_Task_
Produce an exact copy of all the data below, dropping every image.

::: Entries shown :::

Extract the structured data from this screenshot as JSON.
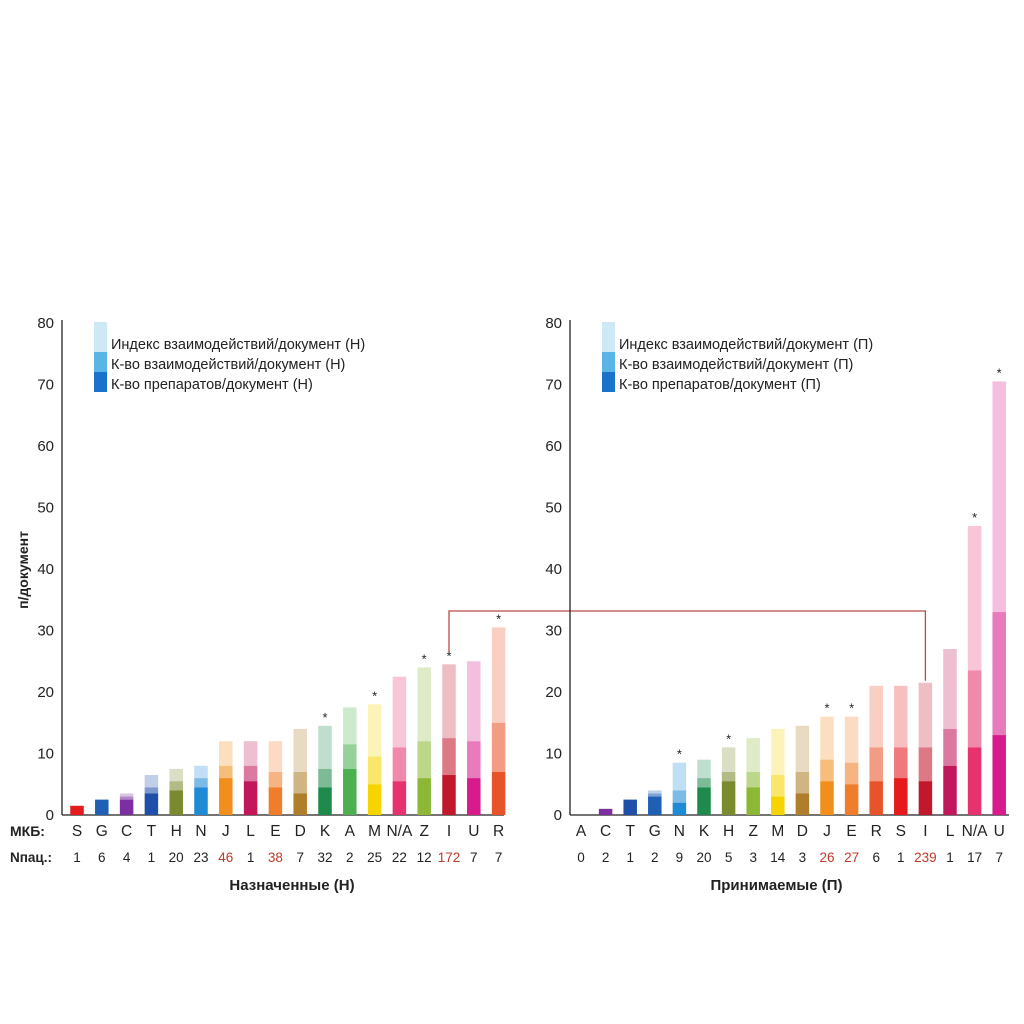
{
  "figure": {
    "y_axis_label": "п/документ",
    "row_label_icd": "МКБ:",
    "row_label_patients": "Nпац.:",
    "highlight_color": "#c0392b",
    "connector_color": "#b94a48"
  },
  "chart_data": [
    {
      "type": "bar",
      "stacked": true,
      "panel": "left",
      "title": "Назначенные (Н)",
      "ylabel": "п/документ",
      "ylim": [
        0,
        80
      ],
      "yticks": [
        0,
        10,
        20,
        30,
        40,
        50,
        60,
        70,
        80
      ],
      "legend_position": "top-left",
      "legend": [
        {
          "label": "Индекс взаимодействий/документ (Н)",
          "color": "#cfe8f6"
        },
        {
          "label": "К-во взаимодействий/документ (Н)",
          "color": "#5ab4e6"
        },
        {
          "label": "К-во препаратов/документ (Н)",
          "color": "#1a73c8"
        }
      ],
      "categories": [
        "S",
        "G",
        "C",
        "T",
        "H",
        "N",
        "J",
        "L",
        "E",
        "D",
        "K",
        "A",
        "M",
        "N/A",
        "Z",
        "I",
        "U",
        "R"
      ],
      "n_patients": [
        "1",
        "6",
        "4",
        "1",
        "20",
        "23",
        "46",
        "1",
        "38",
        "7",
        "32",
        "2",
        "25",
        "22",
        "12",
        "172",
        "7",
        "7"
      ],
      "highlighted_n": [
        "46",
        "38",
        "172"
      ],
      "colors": [
        "#e41a1c",
        "#1f5fb4",
        "#7b2fa0",
        "#1f4fa8",
        "#7a8a2e",
        "#1f8ad6",
        "#f28e1c",
        "#c2185b",
        "#ef7d2a",
        "#b07d2a",
        "#1f8a4c",
        "#4caf50",
        "#f5d400",
        "#e6336d",
        "#8cb836",
        "#c2182b",
        "#d81b8c",
        "#e8542a"
      ],
      "drugs_per_doc": [
        1.5,
        2.5,
        2.5,
        3.5,
        4,
        4.5,
        6,
        5.5,
        4.5,
        3.5,
        4.5,
        7.5,
        5,
        5.5,
        6,
        6.5,
        6,
        7
      ],
      "interactions_per_doc": [
        1.5,
        2.5,
        3,
        4.5,
        5.5,
        6,
        8,
        8,
        7,
        7,
        7.5,
        11.5,
        9.5,
        11,
        12,
        12.5,
        12,
        15
      ],
      "interaction_index_per_doc": [
        1.5,
        2.5,
        3.5,
        6.5,
        7.5,
        8,
        12,
        12,
        12,
        14,
        14.5,
        17.5,
        18,
        22.5,
        24,
        24.5,
        25,
        30.5
      ],
      "significant": [
        false,
        false,
        false,
        false,
        false,
        false,
        false,
        false,
        false,
        false,
        true,
        false,
        true,
        false,
        true,
        true,
        false,
        true
      ]
    },
    {
      "type": "bar",
      "stacked": true,
      "panel": "right",
      "title": "Принимаемые (П)",
      "ylim": [
        0,
        80
      ],
      "yticks": [
        0,
        10,
        20,
        30,
        40,
        50,
        60,
        70,
        80
      ],
      "legend_position": "top-left",
      "legend": [
        {
          "label": "Индекс взаимодействий/документ (П)",
          "color": "#cfe8f6"
        },
        {
          "label": "К-во взаимодействий/документ (П)",
          "color": "#5ab4e6"
        },
        {
          "label": "К-во препаратов/документ (П)",
          "color": "#1a73c8"
        }
      ],
      "categories": [
        "A",
        "C",
        "T",
        "G",
        "N",
        "K",
        "H",
        "Z",
        "M",
        "D",
        "J",
        "E",
        "R",
        "S",
        "I",
        "L",
        "N/A",
        "U"
      ],
      "n_patients": [
        "0",
        "2",
        "1",
        "2",
        "9",
        "20",
        "5",
        "3",
        "14",
        "3",
        "26",
        "27",
        "6",
        "1",
        "239",
        "1",
        "17",
        "7"
      ],
      "highlighted_n": [
        "26",
        "27",
        "239"
      ],
      "colors": [
        "#cccccc",
        "#7b2fa0",
        "#1f4fa8",
        "#1f5fb4",
        "#1f8ad6",
        "#1f8a4c",
        "#7a8a2e",
        "#8cb836",
        "#f5d400",
        "#b07d2a",
        "#f28e1c",
        "#ef7d2a",
        "#e8542a",
        "#e41a1c",
        "#c2182b",
        "#c2185b",
        "#e6336d",
        "#d81b8c"
      ],
      "drugs_per_doc": [
        0,
        1,
        2.5,
        3,
        2,
        4.5,
        5.5,
        4.5,
        3,
        3.5,
        5.5,
        5,
        5.5,
        6,
        5.5,
        8,
        11,
        13
      ],
      "interactions_per_doc": [
        0,
        1,
        2.5,
        3.5,
        4,
        6,
        7,
        7,
        6.5,
        7,
        9,
        8.5,
        11,
        11,
        11,
        14,
        23.5,
        33
      ],
      "interaction_index_per_doc": [
        0,
        1,
        2.5,
        4,
        8.5,
        9,
        11,
        12.5,
        14,
        14.5,
        16,
        16,
        21,
        21,
        21.5,
        27,
        47,
        70.5
      ],
      "significant": [
        false,
        false,
        false,
        false,
        true,
        false,
        true,
        false,
        false,
        false,
        true,
        true,
        false,
        false,
        false,
        false,
        true,
        true
      ]
    }
  ]
}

:::

_Exercise result_
Extract the structured data from this screenshot as JSON.
{
  "figure": {
    "y_axis_label": "п/документ",
    "row_label_icd": "МКБ:",
    "row_label_patients": "Nпац.:",
    "highlight_color": "#c0392b",
    "connector_color": "#b94a48"
  },
  "chart_data": [
    {
      "type": "bar",
      "stacked": true,
      "panel": "left",
      "title": "Назначенные (Н)",
      "ylabel": "п/документ",
      "ylim": [
        0,
        80
      ],
      "yticks": [
        0,
        10,
        20,
        30,
        40,
        50,
        60,
        70,
        80
      ],
      "legend_position": "top-left",
      "legend": [
        {
          "label": "Индекс взаимодействий/документ (Н)",
          "color": "#cfe8f6"
        },
        {
          "label": "К-во взаимодействий/документ (Н)",
          "color": "#5ab4e6"
        },
        {
          "label": "К-во препаратов/документ (Н)",
          "color": "#1a73c8"
        }
      ],
      "categories": [
        "S",
        "G",
        "C",
        "T",
        "H",
        "N",
        "J",
        "L",
        "E",
        "D",
        "K",
        "A",
        "M",
        "N/A",
        "Z",
        "I",
        "U",
        "R"
      ],
      "n_patients": [
        "1",
        "6",
        "4",
        "1",
        "20",
        "23",
        "46",
        "1",
        "38",
        "7",
        "32",
        "2",
        "25",
        "22",
        "12",
        "172",
        "7",
        "7"
      ],
      "highlighted_n": [
        "46",
        "38",
        "172"
      ],
      "colors": [
        "#e41a1c",
        "#1f5fb4",
        "#7b2fa0",
        "#1f4fa8",
        "#7a8a2e",
        "#1f8ad6",
        "#f28e1c",
        "#c2185b",
        "#ef7d2a",
        "#b07d2a",
        "#1f8a4c",
        "#4caf50",
        "#f5d400",
        "#e6336d",
        "#8cb836",
        "#c2182b",
        "#d81b8c",
        "#e8542a"
      ],
      "drugs_per_doc": [
        1.5,
        2.5,
        2.5,
        3.5,
        4,
        4.5,
        6,
        5.5,
        4.5,
        3.5,
        4.5,
        7.5,
        5,
        5.5,
        6,
        6.5,
        6,
        7
      ],
      "interactions_per_doc": [
        1.5,
        2.5,
        3,
        4.5,
        5.5,
        6,
        8,
        8,
        7,
        7,
        7.5,
        11.5,
        9.5,
        11,
        12,
        12.5,
        12,
        15
      ],
      "interaction_index_per_doc": [
        1.5,
        2.5,
        3.5,
        6.5,
        7.5,
        8,
        12,
        12,
        12,
        14,
        14.5,
        17.5,
        18,
        22.5,
        24,
        24.5,
        25,
        30.5
      ],
      "significant": [
        false,
        false,
        false,
        false,
        false,
        false,
        false,
        false,
        false,
        false,
        true,
        false,
        true,
        false,
        true,
        true,
        false,
        true
      ]
    },
    {
      "type": "bar",
      "stacked": true,
      "panel": "right",
      "title": "Принимаемые (П)",
      "ylim": [
        0,
        80
      ],
      "yticks": [
        0,
        10,
        20,
        30,
        40,
        50,
        60,
        70,
        80
      ],
      "legend_position": "top-left",
      "legend": [
        {
          "label": "Индекс взаимодействий/документ (П)",
          "color": "#cfe8f6"
        },
        {
          "label": "К-во взаимодействий/документ (П)",
          "color": "#5ab4e6"
        },
        {
          "label": "К-во препаратов/документ (П)",
          "color": "#1a73c8"
        }
      ],
      "categories": [
        "A",
        "C",
        "T",
        "G",
        "N",
        "K",
        "H",
        "Z",
        "M",
        "D",
        "J",
        "E",
        "R",
        "S",
        "I",
        "L",
        "N/A",
        "U"
      ],
      "n_patients": [
        "0",
        "2",
        "1",
        "2",
        "9",
        "20",
        "5",
        "3",
        "14",
        "3",
        "26",
        "27",
        "6",
        "1",
        "239",
        "1",
        "17",
        "7"
      ],
      "highlighted_n": [
        "26",
        "27",
        "239"
      ],
      "colors": [
        "#cccccc",
        "#7b2fa0",
        "#1f4fa8",
        "#1f5fb4",
        "#1f8ad6",
        "#1f8a4c",
        "#7a8a2e",
        "#8cb836",
        "#f5d400",
        "#b07d2a",
        "#f28e1c",
        "#ef7d2a",
        "#e8542a",
        "#e41a1c",
        "#c2182b",
        "#c2185b",
        "#e6336d",
        "#d81b8c"
      ],
      "drugs_per_doc": [
        0,
        1,
        2.5,
        3,
        2,
        4.5,
        5.5,
        4.5,
        3,
        3.5,
        5.5,
        5,
        5.5,
        6,
        5.5,
        8,
        11,
        13
      ],
      "interactions_per_doc": [
        0,
        1,
        2.5,
        3.5,
        4,
        6,
        7,
        7,
        6.5,
        7,
        9,
        8.5,
        11,
        11,
        11,
        14,
        23.5,
        33
      ],
      "interaction_index_per_doc": [
        0,
        1,
        2.5,
        4,
        8.5,
        9,
        11,
        12.5,
        14,
        14.5,
        16,
        16,
        21,
        21,
        21.5,
        27,
        47,
        70.5
      ],
      "significant": [
        false,
        false,
        false,
        false,
        true,
        false,
        true,
        false,
        false,
        false,
        true,
        true,
        false,
        false,
        false,
        false,
        true,
        true
      ]
    }
  ]
}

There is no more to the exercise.